### What you will do
Extract all records. Keep each one exact.

▼

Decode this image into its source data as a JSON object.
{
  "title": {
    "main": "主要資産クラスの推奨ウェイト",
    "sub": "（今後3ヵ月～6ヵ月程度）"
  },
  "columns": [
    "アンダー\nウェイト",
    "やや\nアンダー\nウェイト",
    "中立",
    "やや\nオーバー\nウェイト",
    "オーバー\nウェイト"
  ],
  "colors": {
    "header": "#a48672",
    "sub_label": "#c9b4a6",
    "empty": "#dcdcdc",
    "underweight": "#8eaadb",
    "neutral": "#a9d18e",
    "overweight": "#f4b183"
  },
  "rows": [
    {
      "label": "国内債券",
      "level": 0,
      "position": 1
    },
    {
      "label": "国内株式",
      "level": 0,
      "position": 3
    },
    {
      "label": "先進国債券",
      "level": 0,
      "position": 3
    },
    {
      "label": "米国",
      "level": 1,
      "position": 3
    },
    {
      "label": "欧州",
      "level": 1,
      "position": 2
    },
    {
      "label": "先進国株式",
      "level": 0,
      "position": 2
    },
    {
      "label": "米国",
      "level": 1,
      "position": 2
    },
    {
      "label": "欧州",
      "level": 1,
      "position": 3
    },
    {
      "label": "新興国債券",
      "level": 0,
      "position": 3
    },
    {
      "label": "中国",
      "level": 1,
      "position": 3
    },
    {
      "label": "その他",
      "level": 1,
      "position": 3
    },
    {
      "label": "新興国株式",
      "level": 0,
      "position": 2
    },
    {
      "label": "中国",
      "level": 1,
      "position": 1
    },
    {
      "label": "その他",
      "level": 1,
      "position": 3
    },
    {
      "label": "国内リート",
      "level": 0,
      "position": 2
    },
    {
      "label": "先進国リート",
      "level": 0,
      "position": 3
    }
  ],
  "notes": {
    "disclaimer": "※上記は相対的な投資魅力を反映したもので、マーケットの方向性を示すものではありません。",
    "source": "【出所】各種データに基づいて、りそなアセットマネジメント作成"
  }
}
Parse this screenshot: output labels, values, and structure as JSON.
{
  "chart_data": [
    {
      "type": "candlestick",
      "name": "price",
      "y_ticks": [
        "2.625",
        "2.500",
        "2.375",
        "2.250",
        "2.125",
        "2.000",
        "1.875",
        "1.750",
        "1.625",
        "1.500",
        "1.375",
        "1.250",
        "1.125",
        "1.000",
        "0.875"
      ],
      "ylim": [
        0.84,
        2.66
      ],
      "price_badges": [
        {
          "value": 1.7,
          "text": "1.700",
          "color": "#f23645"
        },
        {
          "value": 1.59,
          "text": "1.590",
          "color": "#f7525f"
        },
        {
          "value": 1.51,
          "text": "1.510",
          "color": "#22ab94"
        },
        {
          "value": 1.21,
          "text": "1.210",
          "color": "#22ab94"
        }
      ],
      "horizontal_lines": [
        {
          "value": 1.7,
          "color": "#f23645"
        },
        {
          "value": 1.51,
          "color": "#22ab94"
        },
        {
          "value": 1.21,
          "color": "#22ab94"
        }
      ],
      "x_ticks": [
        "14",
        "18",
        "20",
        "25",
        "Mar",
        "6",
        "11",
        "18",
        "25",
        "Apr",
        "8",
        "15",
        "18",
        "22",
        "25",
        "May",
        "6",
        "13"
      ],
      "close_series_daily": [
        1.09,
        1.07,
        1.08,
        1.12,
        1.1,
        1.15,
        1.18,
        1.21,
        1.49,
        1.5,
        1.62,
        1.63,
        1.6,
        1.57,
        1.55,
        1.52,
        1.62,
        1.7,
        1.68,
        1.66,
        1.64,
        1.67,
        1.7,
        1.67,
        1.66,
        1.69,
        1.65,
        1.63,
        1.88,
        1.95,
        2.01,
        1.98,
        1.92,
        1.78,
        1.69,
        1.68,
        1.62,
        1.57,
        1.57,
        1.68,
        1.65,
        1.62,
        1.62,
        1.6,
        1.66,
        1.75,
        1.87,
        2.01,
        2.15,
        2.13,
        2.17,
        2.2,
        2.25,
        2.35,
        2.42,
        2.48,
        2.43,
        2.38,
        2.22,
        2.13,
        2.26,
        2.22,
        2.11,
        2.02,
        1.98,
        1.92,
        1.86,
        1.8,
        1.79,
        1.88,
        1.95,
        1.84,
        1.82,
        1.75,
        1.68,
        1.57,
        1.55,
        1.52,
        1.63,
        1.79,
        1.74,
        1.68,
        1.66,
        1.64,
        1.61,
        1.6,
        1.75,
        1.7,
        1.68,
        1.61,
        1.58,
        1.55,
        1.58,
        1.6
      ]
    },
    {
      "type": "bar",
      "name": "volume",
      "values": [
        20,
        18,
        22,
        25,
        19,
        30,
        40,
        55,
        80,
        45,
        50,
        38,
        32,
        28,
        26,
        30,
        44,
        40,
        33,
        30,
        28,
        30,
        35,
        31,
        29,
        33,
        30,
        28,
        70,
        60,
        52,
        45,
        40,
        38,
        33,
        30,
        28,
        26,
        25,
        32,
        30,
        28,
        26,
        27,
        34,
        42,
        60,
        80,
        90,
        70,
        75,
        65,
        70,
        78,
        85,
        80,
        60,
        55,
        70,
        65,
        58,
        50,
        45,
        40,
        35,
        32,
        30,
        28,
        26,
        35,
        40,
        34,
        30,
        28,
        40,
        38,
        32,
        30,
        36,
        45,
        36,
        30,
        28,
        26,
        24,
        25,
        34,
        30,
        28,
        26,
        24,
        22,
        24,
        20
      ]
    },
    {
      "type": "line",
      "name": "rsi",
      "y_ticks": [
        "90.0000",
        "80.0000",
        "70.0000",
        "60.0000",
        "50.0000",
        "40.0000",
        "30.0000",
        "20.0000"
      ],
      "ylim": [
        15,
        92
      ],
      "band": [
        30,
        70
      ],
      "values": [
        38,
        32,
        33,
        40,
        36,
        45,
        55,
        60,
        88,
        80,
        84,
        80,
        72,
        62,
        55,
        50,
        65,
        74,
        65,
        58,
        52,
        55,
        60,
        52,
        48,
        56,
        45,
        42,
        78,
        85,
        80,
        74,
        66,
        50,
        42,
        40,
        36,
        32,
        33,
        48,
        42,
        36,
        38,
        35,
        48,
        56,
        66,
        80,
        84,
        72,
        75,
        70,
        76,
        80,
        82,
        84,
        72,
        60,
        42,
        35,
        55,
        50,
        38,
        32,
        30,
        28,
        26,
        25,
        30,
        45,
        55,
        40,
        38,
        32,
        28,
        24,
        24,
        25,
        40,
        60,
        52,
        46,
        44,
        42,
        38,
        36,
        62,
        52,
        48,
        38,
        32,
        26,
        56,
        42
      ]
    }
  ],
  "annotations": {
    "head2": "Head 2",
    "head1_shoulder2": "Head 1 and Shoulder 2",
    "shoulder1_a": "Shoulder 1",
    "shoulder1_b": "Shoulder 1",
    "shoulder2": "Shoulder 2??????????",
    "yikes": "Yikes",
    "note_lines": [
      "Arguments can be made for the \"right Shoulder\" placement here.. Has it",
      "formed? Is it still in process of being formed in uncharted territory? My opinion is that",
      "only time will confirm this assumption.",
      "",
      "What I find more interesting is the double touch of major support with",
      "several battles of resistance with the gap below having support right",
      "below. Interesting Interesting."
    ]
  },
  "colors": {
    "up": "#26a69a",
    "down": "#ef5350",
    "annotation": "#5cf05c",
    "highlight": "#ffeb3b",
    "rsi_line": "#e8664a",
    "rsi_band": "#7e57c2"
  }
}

▲

### Solved problem
Decode this image into its source data as a JSON object.
{
  "title": {
    "main": "主要資産クラスの推奨ウェイト",
    "sub": "（今後3ヵ月～6ヵ月程度）"
  },
  "columns": [
    "アンダー\nウェイト",
    "やや\nアンダー\nウェイト",
    "中立",
    "やや\nオーバー\nウェイト",
    "オーバー\nウェイト"
  ],
  "colors": {
    "header": "#a48672",
    "sub_label": "#c9b4a6",
    "empty": "#dcdcdc",
    "underweight": "#8eaadb",
    "neutral": "#a9d18e",
    "overweight": "#f4b183"
  },
  "rows": [
    {
      "label": "国内債券",
      "level": 0,
      "position": 1
    },
    {
      "label": "国内株式",
      "level": 0,
      "position": 3
    },
    {
      "label": "先進国債券",
      "level": 0,
      "position": 3
    },
    {
      "label": "米国",
      "level": 1,
      "position": 3
    },
    {
      "label": "欧州",
      "level": 1,
      "position": 2
    },
    {
      "label": "先進国株式",
      "level": 0,
      "position": 2
    },
    {
      "label": "米国",
      "level": 1,
      "position": 2
    },
    {
      "label": "欧州",
      "level": 1,
      "position": 3
    },
    {
      "label": "新興国債券",
      "level": 0,
      "position": 3
    },
    {
      "label": "中国",
      "level": 1,
      "position": 3
    },
    {
      "label": "その他",
      "level": 1,
      "position": 3
    },
    {
      "label": "新興国株式",
      "level": 0,
      "position": 2
    },
    {
      "label": "中国",
      "level": 1,
      "position": 1
    },
    {
      "label": "その他",
      "level": 1,
      "position": 3
    },
    {
      "label": "国内リート",
      "level": 0,
      "position": 2
    },
    {
      "label": "先進国リート",
      "level": 0,
      "position": 3
    }
  ],
  "notes": {
    "disclaimer": "※上記は相対的な投資魅力を反映したもので、マーケットの方向性を示すものではありません。",
    "source": "【出所】各種データに基づいて、りそなアセットマネジメント作成"
  }
}
Parse this screenshot: output labels, values, and structure as JSON.
{
  "chart_data": [
    {
      "type": "candlestick",
      "name": "price",
      "y_ticks": [
        "2.625",
        "2.500",
        "2.375",
        "2.250",
        "2.125",
        "2.000",
        "1.875",
        "1.750",
        "1.625",
        "1.500",
        "1.375",
        "1.250",
        "1.125",
        "1.000",
        "0.875"
      ],
      "ylim": [
        0.84,
        2.66
      ],
      "price_badges": [
        {
          "value": 1.7,
          "text": "1.700",
          "color": "#f23645"
        },
        {
          "value": 1.59,
          "text": "1.590",
          "color": "#f7525f"
        },
        {
          "value": 1.51,
          "text": "1.510",
          "color": "#22ab94"
        },
        {
          "value": 1.21,
          "text": "1.210",
          "color": "#22ab94"
        }
      ],
      "horizontal_lines": [
        {
          "value": 1.7,
          "color": "#f23645"
        },
        {
          "value": 1.51,
          "color": "#22ab94"
        },
        {
          "value": 1.21,
          "color": "#22ab94"
        }
      ],
      "x_ticks": [
        "14",
        "18",
        "20",
        "25",
        "Mar",
        "6",
        "11",
        "18",
        "25",
        "Apr",
        "8",
        "15",
        "18",
        "22",
        "25",
        "May",
        "6",
        "13"
      ],
      "close_series_daily": [
        1.09,
        1.07,
        1.08,
        1.12,
        1.1,
        1.15,
        1.18,
        1.21,
        1.49,
        1.5,
        1.62,
        1.63,
        1.6,
        1.57,
        1.55,
        1.52,
        1.62,
        1.7,
        1.68,
        1.66,
        1.64,
        1.67,
        1.7,
        1.67,
        1.66,
        1.69,
        1.65,
        1.63,
        1.88,
        1.95,
        2.01,
        1.98,
        1.92,
        1.78,
        1.69,
        1.68,
        1.62,
        1.57,
        1.57,
        1.68,
        1.65,
        1.62,
        1.62,
        1.6,
        1.66,
        1.75,
        1.87,
        2.01,
        2.15,
        2.13,
        2.17,
        2.2,
        2.25,
        2.35,
        2.42,
        2.48,
        2.43,
        2.38,
        2.22,
        2.13,
        2.26,
        2.22,
        2.11,
        2.02,
        1.98,
        1.92,
        1.86,
        1.8,
        1.79,
        1.88,
        1.95,
        1.84,
        1.82,
        1.75,
        1.68,
        1.57,
        1.55,
        1.52,
        1.63,
        1.79,
        1.74,
        1.68,
        1.66,
        1.64,
        1.61,
        1.6,
        1.75,
        1.7,
        1.68,
        1.61,
        1.58,
        1.55,
        1.58,
        1.6
      ]
    },
    {
      "type": "bar",
      "name": "volume",
      "values": [
        20,
        18,
        22,
        25,
        19,
        30,
        40,
        55,
        80,
        45,
        50,
        38,
        32,
        28,
        26,
        30,
        44,
        40,
        33,
        30,
        28,
        30,
        35,
        31,
        29,
        33,
        30,
        28,
        70,
        60,
        52,
        45,
        40,
        38,
        33,
        30,
        28,
        26,
        25,
        32,
        30,
        28,
        26,
        27,
        34,
        42,
        60,
        80,
        90,
        70,
        75,
        65,
        70,
        78,
        85,
        80,
        60,
        55,
        70,
        65,
        58,
        50,
        45,
        40,
        35,
        32,
        30,
        28,
        26,
        35,
        40,
        34,
        30,
        28,
        40,
        38,
        32,
        30,
        36,
        45,
        36,
        30,
        28,
        26,
        24,
        25,
        34,
        30,
        28,
        26,
        24,
        22,
        24,
        20
      ]
    },
    {
      "type": "line",
      "name": "rsi",
      "y_ticks": [
        "90.0000",
        "80.0000",
        "70.0000",
        "60.0000",
        "50.0000",
        "40.0000",
        "30.0000",
        "20.0000"
      ],
      "ylim": [
        15,
        92
      ],
      "band": [
        30,
        70
      ],
      "values": [
        38,
        32,
        33,
        40,
        36,
        45,
        55,
        60,
        88,
        80,
        84,
        80,
        72,
        62,
        55,
        50,
        65,
        74,
        65,
        58,
        52,
        55,
        60,
        52,
        48,
        56,
        45,
        42,
        78,
        85,
        80,
        74,
        66,
        50,
        42,
        40,
        36,
        32,
        33,
        48,
        42,
        36,
        38,
        35,
        48,
        56,
        66,
        80,
        84,
        72,
        75,
        70,
        76,
        80,
        82,
        84,
        72,
        60,
        42,
        35,
        55,
        50,
        38,
        32,
        30,
        28,
        26,
        25,
        30,
        45,
        55,
        40,
        38,
        32,
        28,
        24,
        24,
        25,
        40,
        60,
        52,
        46,
        44,
        42,
        38,
        36,
        62,
        52,
        48,
        38,
        32,
        26,
        56,
        42
      ]
    }
  ],
  "annotations": {
    "head2": "Head 2",
    "head1_shoulder2": "Head 1 and Shoulder 2",
    "shoulder1_a": "Shoulder 1",
    "shoulder1_b": "Shoulder 1",
    "shoulder2": "Shoulder 2??????????",
    "yikes": "Yikes",
    "note_lines": [
      "Arguments can be made for the \"right Shoulder\" placement here.. Has it",
      "formed? Is it still in process of being formed in uncharted territory? My opinion is that",
      "only time will confirm this assumption.",
      "",
      "What I find more interesting is the double touch of major support with",
      "several battles of resistance with the gap below having support right",
      "below. Interesting Interesting."
    ]
  },
  "colors": {
    "up": "#26a69a",
    "down": "#ef5350",
    "annotation": "#5cf05c",
    "highlight": "#ffeb3b",
    "rsi_line": "#e8664a",
    "rsi_band": "#7e57c2"
  }
}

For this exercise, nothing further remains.